> **EXERCISE DIRECTIONS**: Exactly reproduce the entries, dropping any pictures from your copy.

** begin **

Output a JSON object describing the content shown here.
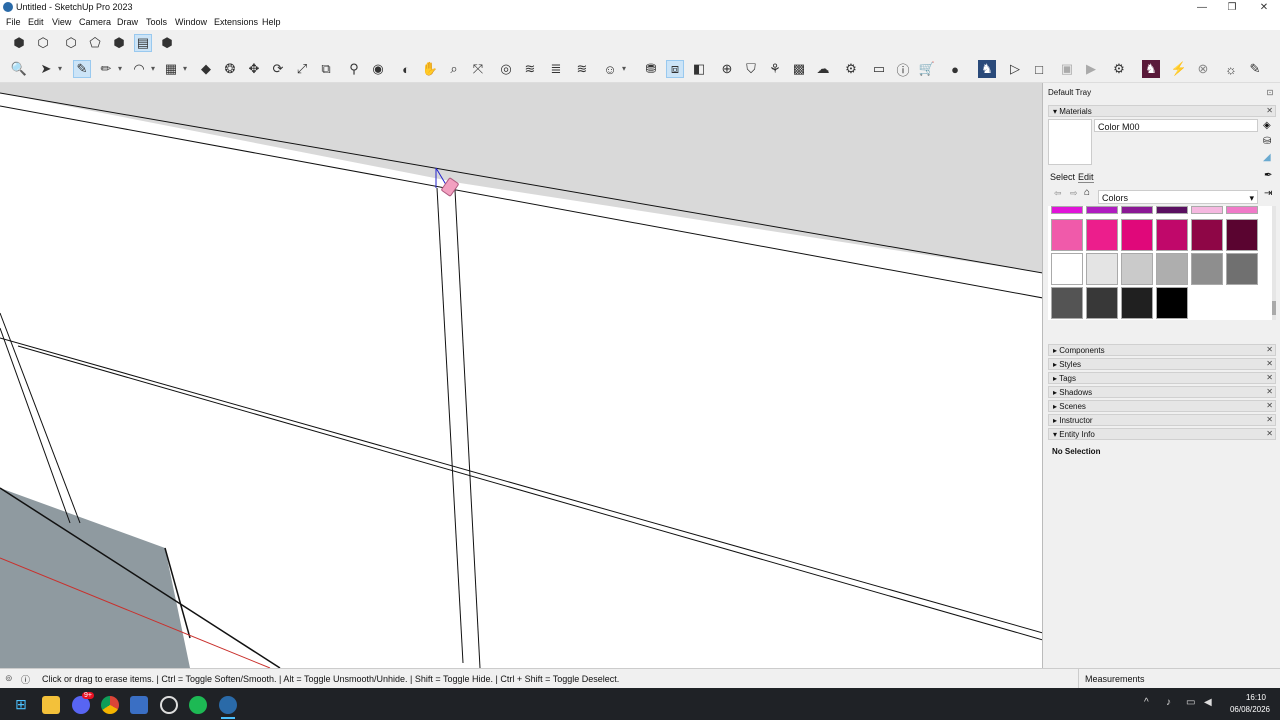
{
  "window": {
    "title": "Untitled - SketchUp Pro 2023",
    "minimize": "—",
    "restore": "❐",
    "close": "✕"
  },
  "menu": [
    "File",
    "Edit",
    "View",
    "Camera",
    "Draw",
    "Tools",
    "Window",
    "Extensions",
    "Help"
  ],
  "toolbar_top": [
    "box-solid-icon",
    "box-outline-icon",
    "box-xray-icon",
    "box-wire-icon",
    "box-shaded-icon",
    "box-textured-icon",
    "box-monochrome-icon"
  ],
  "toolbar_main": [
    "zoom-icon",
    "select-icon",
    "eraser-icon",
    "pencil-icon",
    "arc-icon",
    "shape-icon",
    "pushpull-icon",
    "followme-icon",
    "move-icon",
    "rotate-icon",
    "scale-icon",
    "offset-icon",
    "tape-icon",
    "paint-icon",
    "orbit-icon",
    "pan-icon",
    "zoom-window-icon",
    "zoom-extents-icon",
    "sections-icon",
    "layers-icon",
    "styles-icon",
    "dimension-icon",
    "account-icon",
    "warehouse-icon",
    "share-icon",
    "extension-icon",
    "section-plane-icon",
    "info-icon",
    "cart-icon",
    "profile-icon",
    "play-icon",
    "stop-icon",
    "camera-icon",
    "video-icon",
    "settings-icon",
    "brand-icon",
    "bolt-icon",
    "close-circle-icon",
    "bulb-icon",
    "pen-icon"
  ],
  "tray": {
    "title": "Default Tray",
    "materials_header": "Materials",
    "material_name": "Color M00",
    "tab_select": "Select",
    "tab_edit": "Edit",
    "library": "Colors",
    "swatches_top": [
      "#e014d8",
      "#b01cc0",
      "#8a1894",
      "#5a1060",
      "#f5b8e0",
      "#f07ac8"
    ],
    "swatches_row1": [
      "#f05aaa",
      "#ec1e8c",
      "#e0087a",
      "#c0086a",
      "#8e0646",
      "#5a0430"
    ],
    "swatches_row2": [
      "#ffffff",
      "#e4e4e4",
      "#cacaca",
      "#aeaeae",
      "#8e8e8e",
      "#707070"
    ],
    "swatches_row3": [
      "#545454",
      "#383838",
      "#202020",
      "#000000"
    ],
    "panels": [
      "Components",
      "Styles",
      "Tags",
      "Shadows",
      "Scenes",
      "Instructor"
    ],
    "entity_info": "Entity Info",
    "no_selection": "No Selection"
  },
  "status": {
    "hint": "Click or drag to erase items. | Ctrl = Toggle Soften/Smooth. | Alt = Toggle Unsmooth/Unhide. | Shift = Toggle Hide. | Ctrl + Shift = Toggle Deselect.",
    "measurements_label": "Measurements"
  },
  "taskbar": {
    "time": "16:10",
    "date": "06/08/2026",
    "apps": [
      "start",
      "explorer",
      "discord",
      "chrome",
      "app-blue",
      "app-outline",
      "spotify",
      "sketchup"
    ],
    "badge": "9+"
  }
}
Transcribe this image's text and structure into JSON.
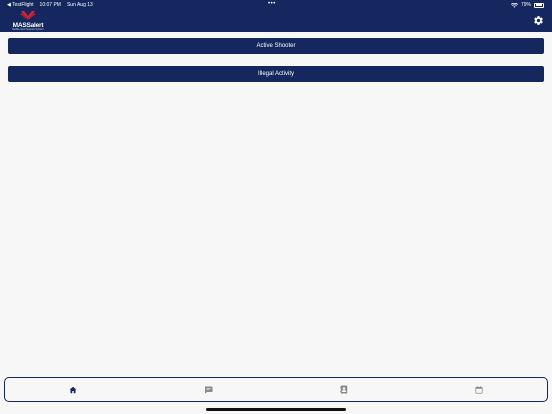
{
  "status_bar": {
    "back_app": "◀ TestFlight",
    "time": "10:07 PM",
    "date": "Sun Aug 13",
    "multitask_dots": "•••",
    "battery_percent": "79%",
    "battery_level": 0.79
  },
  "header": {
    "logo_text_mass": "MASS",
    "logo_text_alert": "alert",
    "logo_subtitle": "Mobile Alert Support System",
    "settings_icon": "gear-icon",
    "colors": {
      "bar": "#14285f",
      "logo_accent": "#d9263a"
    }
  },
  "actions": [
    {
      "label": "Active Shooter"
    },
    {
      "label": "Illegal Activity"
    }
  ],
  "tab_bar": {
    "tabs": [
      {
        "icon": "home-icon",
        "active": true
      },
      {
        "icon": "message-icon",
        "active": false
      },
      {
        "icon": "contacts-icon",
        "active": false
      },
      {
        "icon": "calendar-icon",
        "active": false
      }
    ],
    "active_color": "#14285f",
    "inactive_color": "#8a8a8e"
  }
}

** end **

> **FINAL RESULT**:
Output a JSON object describing the content shown here.
{
  "window": {
    "title": "Untitled - SketchUp Pro 2023",
    "minimize": "—",
    "restore": "❐",
    "close": "✕"
  },
  "menu": [
    "File",
    "Edit",
    "View",
    "Camera",
    "Draw",
    "Tools",
    "Window",
    "Extensions",
    "Help"
  ],
  "toolbar_top": [
    "box-solid-icon",
    "box-outline-icon",
    "box-xray-icon",
    "box-wire-icon",
    "box-shaded-icon",
    "box-textured-icon",
    "box-monochrome-icon"
  ],
  "toolbar_main": [
    "zoom-icon",
    "select-icon",
    "eraser-icon",
    "pencil-icon",
    "arc-icon",
    "shape-icon",
    "pushpull-icon",
    "followme-icon",
    "move-icon",
    "rotate-icon",
    "scale-icon",
    "offset-icon",
    "tape-icon",
    "paint-icon",
    "orbit-icon",
    "pan-icon",
    "zoom-window-icon",
    "zoom-extents-icon",
    "sections-icon",
    "layers-icon",
    "styles-icon",
    "dimension-icon",
    "account-icon",
    "warehouse-icon",
    "share-icon",
    "extension-icon",
    "section-plane-icon",
    "info-icon",
    "cart-icon",
    "profile-icon",
    "play-icon",
    "stop-icon",
    "camera-icon",
    "video-icon",
    "settings-icon",
    "brand-icon",
    "bolt-icon",
    "close-circle-icon",
    "bulb-icon",
    "pen-icon"
  ],
  "tray": {
    "title": "Default Tray",
    "materials_header": "Materials",
    "material_name": "Color M00",
    "tab_select": "Select",
    "tab_edit": "Edit",
    "library": "Colors",
    "swatches_top": [
      "#e014d8",
      "#b01cc0",
      "#8a1894",
      "#5a1060",
      "#f5b8e0",
      "#f07ac8"
    ],
    "swatches_row1": [
      "#f05aaa",
      "#ec1e8c",
      "#e0087a",
      "#c0086a",
      "#8e0646",
      "#5a0430"
    ],
    "swatches_row2": [
      "#ffffff",
      "#e4e4e4",
      "#cacaca",
      "#aeaeae",
      "#8e8e8e",
      "#707070"
    ],
    "swatches_row3": [
      "#545454",
      "#383838",
      "#202020",
      "#000000"
    ],
    "panels": [
      "Components",
      "Styles",
      "Tags",
      "Shadows",
      "Scenes",
      "Instructor"
    ],
    "entity_info": "Entity Info",
    "no_selection": "No Selection"
  },
  "status": {
    "hint": "Click or drag to erase items. | Ctrl = Toggle Soften/Smooth. | Alt = Toggle Unsmooth/Unhide. | Shift = Toggle Hide. | Ctrl + Shift = Toggle Deselect.",
    "measurements_label": "Measurements"
  },
  "taskbar": {
    "time": "16:10",
    "date": "06/08/2026",
    "apps": [
      "start",
      "explorer",
      "discord",
      "chrome",
      "app-blue",
      "app-outline",
      "spotify",
      "sketchup"
    ],
    "badge": "9+"
  }
}
Transcribe this image's text and structure into JSON.
{
  "status_bar": {
    "back_app": "◀ TestFlight",
    "time": "10:07 PM",
    "date": "Sun Aug 13",
    "multitask_dots": "•••",
    "battery_percent": "79%",
    "battery_level": 0.79
  },
  "header": {
    "logo_text_mass": "MASS",
    "logo_text_alert": "alert",
    "logo_subtitle": "Mobile Alert Support System",
    "settings_icon": "gear-icon",
    "colors": {
      "bar": "#14285f",
      "logo_accent": "#d9263a"
    }
  },
  "actions": [
    {
      "label": "Active Shooter"
    },
    {
      "label": "Illegal Activity"
    }
  ],
  "tab_bar": {
    "tabs": [
      {
        "icon": "home-icon",
        "active": true
      },
      {
        "icon": "message-icon",
        "active": false
      },
      {
        "icon": "contacts-icon",
        "active": false
      },
      {
        "icon": "calendar-icon",
        "active": false
      }
    ],
    "active_color": "#14285f",
    "inactive_color": "#8a8a8e"
  }
}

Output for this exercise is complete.